____ Data for the task

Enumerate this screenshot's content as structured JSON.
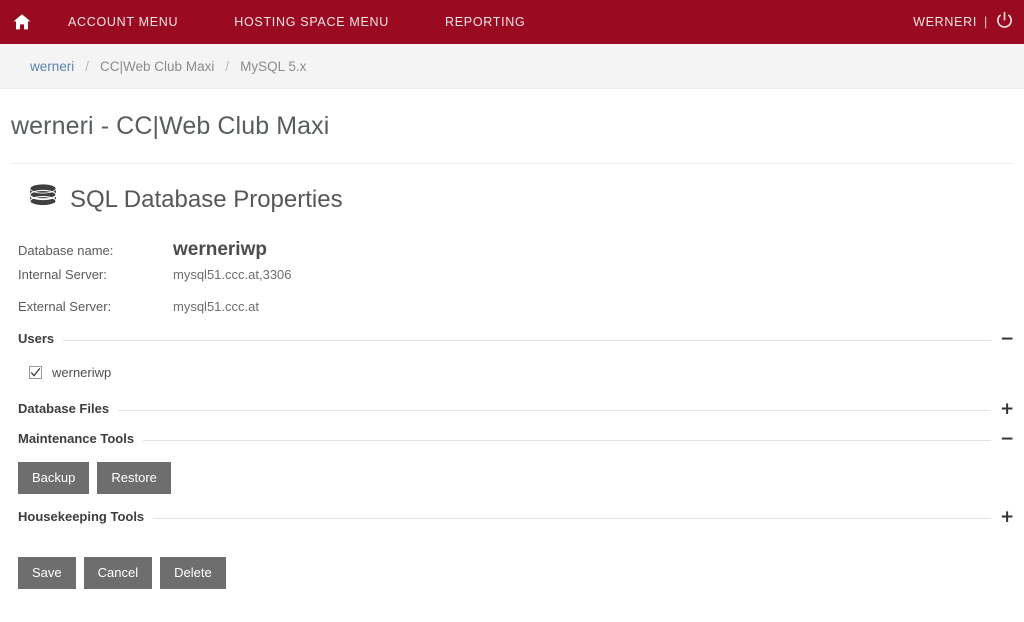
{
  "topnav": {
    "home_icon": "home-icon",
    "items": [
      {
        "label": "ACCOUNT MENU"
      },
      {
        "label": "HOSTING SPACE MENU"
      },
      {
        "label": "REPORTING"
      }
    ],
    "user": "WERNERI",
    "separator": "|",
    "power_icon": "power-icon",
    "bg_color": "#9a0b21",
    "text_color": "#f2e3e6"
  },
  "breadcrumb": {
    "items": [
      {
        "label": "werneri",
        "link": true
      },
      {
        "label": "CC|Web Club Maxi",
        "link": false
      },
      {
        "label": "MySQL 5.x",
        "link": false
      }
    ],
    "separator": "/",
    "link_color": "#5b84b1",
    "bg_color": "#f4f4f4"
  },
  "page": {
    "title": "werneri - CC|Web Club Maxi",
    "section_heading": "SQL Database Properties",
    "section_icon": "database-icon"
  },
  "properties": [
    {
      "label": "Database name:",
      "value": "werneriwp",
      "emphasis": true
    },
    {
      "label": "Internal Server:",
      "value": "mysql51.ccc.at,3306",
      "emphasis": false
    },
    {
      "label": "External Server:",
      "value": "mysql51.ccc.at",
      "emphasis": false
    }
  ],
  "sections": {
    "users": {
      "label": "Users",
      "toggle": "−",
      "toggle_state": "expanded",
      "users": [
        {
          "name": "werneriwp",
          "checked": true
        }
      ]
    },
    "database_files": {
      "label": "Database Files",
      "toggle": "+",
      "toggle_state": "collapsed"
    },
    "maintenance_tools": {
      "label": "Maintenance Tools",
      "toggle": "−",
      "toggle_state": "expanded",
      "buttons": [
        {
          "label": "Backup"
        },
        {
          "label": "Restore"
        }
      ]
    },
    "housekeeping_tools": {
      "label": "Housekeeping Tools",
      "toggle": "+",
      "toggle_state": "collapsed"
    }
  },
  "footer_actions": [
    {
      "label": "Save"
    },
    {
      "label": "Cancel"
    },
    {
      "label": "Delete"
    }
  ],
  "colors": {
    "brand": "#9a0b21",
    "button_gray": "#6e6e6e",
    "link_blue": "#5b84b1"
  }
}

________

### Task prompt
Without including any pictures, print each record exactly.

### Full answer
Enumerate this screenshot's content as structured JSON.
{
  "topnav": {
    "home_icon": "home-icon",
    "items": [
      {
        "label": "ACCOUNT MENU"
      },
      {
        "label": "HOSTING SPACE MENU"
      },
      {
        "label": "REPORTING"
      }
    ],
    "user": "WERNERI",
    "separator": "|",
    "power_icon": "power-icon",
    "bg_color": "#9a0b21",
    "text_color": "#f2e3e6"
  },
  "breadcrumb": {
    "items": [
      {
        "label": "werneri",
        "link": true
      },
      {
        "label": "CC|Web Club Maxi",
        "link": false
      },
      {
        "label": "MySQL 5.x",
        "link": false
      }
    ],
    "separator": "/",
    "link_color": "#5b84b1",
    "bg_color": "#f4f4f4"
  },
  "page": {
    "title": "werneri - CC|Web Club Maxi",
    "section_heading": "SQL Database Properties",
    "section_icon": "database-icon"
  },
  "properties": [
    {
      "label": "Database name:",
      "value": "werneriwp",
      "emphasis": true
    },
    {
      "label": "Internal Server:",
      "value": "mysql51.ccc.at,3306",
      "emphasis": false
    },
    {
      "label": "External Server:",
      "value": "mysql51.ccc.at",
      "emphasis": false
    }
  ],
  "sections": {
    "users": {
      "label": "Users",
      "toggle": "−",
      "toggle_state": "expanded",
      "users": [
        {
          "name": "werneriwp",
          "checked": true
        }
      ]
    },
    "database_files": {
      "label": "Database Files",
      "toggle": "+",
      "toggle_state": "collapsed"
    },
    "maintenance_tools": {
      "label": "Maintenance Tools",
      "toggle": "−",
      "toggle_state": "expanded",
      "buttons": [
        {
          "label": "Backup"
        },
        {
          "label": "Restore"
        }
      ]
    },
    "housekeeping_tools": {
      "label": "Housekeeping Tools",
      "toggle": "+",
      "toggle_state": "collapsed"
    }
  },
  "footer_actions": [
    {
      "label": "Save"
    },
    {
      "label": "Cancel"
    },
    {
      "label": "Delete"
    }
  ],
  "colors": {
    "brand": "#9a0b21",
    "button_gray": "#6e6e6e",
    "link_blue": "#5b84b1"
  }
}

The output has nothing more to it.